Saved entries:

>> START

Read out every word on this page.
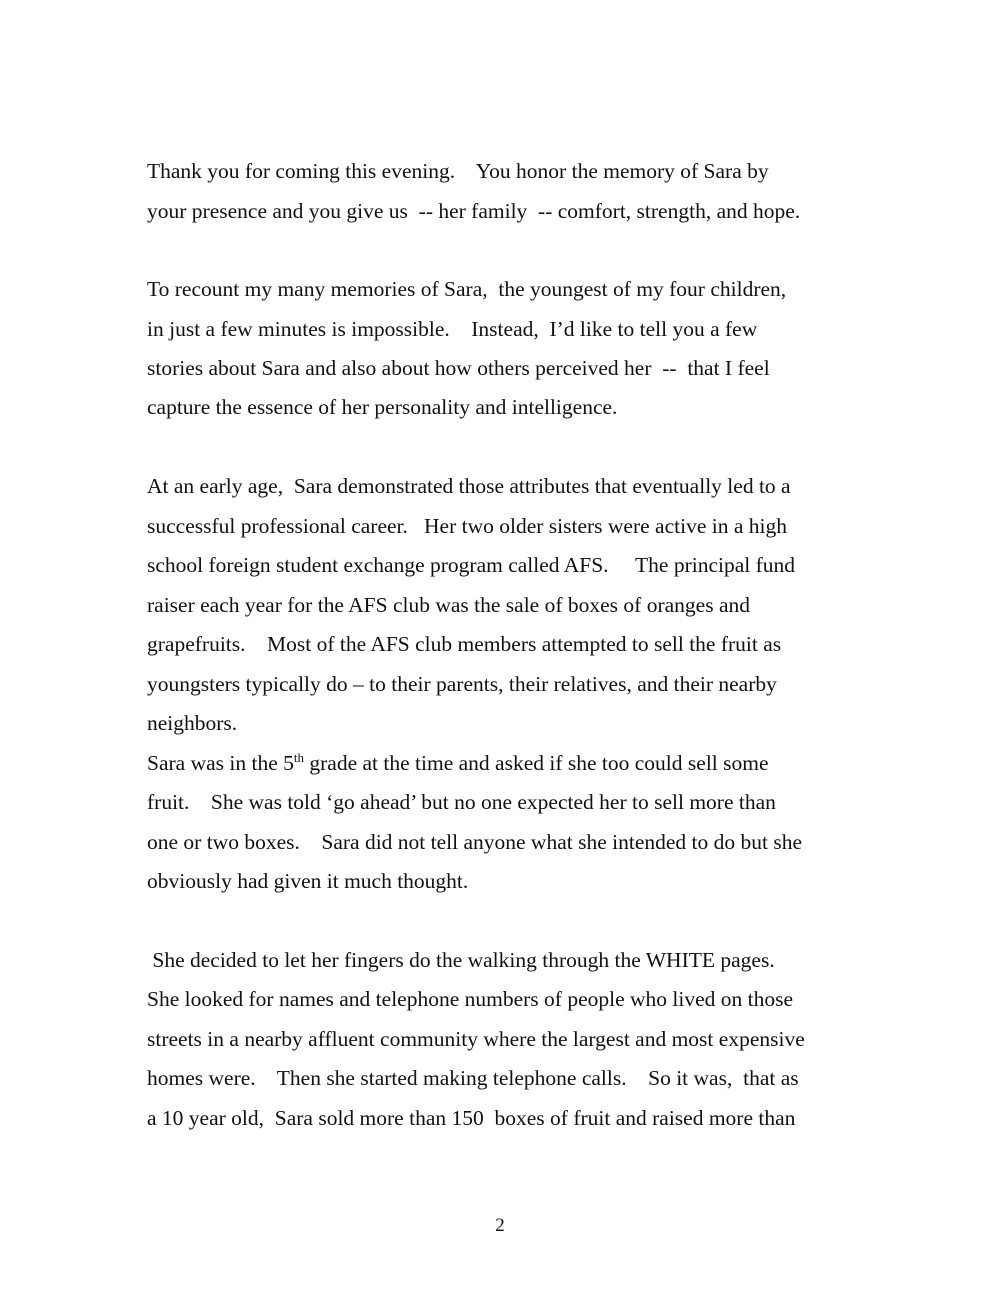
Thank you for coming this evening.    You honor the memory of Sara by
your presence and you give us  -- her family  -- comfort, strength, and hope.
To recount my many memories of Sara,  the youngest of my four children,
in just a few minutes is impossible.    Instead,  I’d like to tell you a few
stories about Sara and also about how others perceived her  --  that I feel
capture the essence of her personality and intelligence.
At an early age,  Sara demonstrated those attributes that eventually led to a
successful professional career.   Her two older sisters were active in a high
school foreign student exchange program called AFS.     The principal fund
raiser each year for the AFS club was the sale of boxes of oranges and
grapefruits.    Most of the AFS club members attempted to sell the fruit as
youngsters typically do – to their parents, their relatives, and their nearby
neighbors.
Sara was in the 5th grade at the time and asked if she too could sell some
fruit.    She was told ‘go ahead’ but no one expected her to sell more than
one or two boxes.    Sara did not tell anyone what she intended to do but she
obviously had given it much thought.
She decided to let her fingers do the walking through the WHITE pages.
She looked for names and telephone numbers of people who lived on those
streets in a nearby affluent community where the largest and most expensive
homes were.    Then she started making telephone calls.    So it was,  that as
a 10 year old,  Sara sold more than 150  boxes of fruit and raised more than
2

>> END

--- What the task requires ---
Copy the records above exactly, leaving out every picture.

--- Correct response ---
Read out every word on this page.
Thank you for coming this evening.    You honor the memory of Sara by
your presence and you give us  -- her family  -- comfort, strength, and hope.
To recount my many memories of Sara,  the youngest of my four children,
in just a few minutes is impossible.    Instead,  I’d like to tell you a few
stories about Sara and also about how others perceived her  --  that I feel
capture the essence of her personality and intelligence.
At an early age,  Sara demonstrated those attributes that eventually led to a
successful professional career.   Her two older sisters were active in a high
school foreign student exchange program called AFS.     The principal fund
raiser each year for the AFS club was the sale of boxes of oranges and
grapefruits.    Most of the AFS club members attempted to sell the fruit as
youngsters typically do – to their parents, their relatives, and their nearby
neighbors.
Sara was in the 5th grade at the time and asked if she too could sell some
fruit.    She was told ‘go ahead’ but no one expected her to sell more than
one or two boxes.    Sara did not tell anyone what she intended to do but she
obviously had given it much thought.
She decided to let her fingers do the walking through the WHITE pages.
She looked for names and telephone numbers of people who lived on those
streets in a nearby affluent community where the largest and most expensive
homes were.    Then she started making telephone calls.    So it was,  that as
a 10 year old,  Sara sold more than 150  boxes of fruit and raised more than
2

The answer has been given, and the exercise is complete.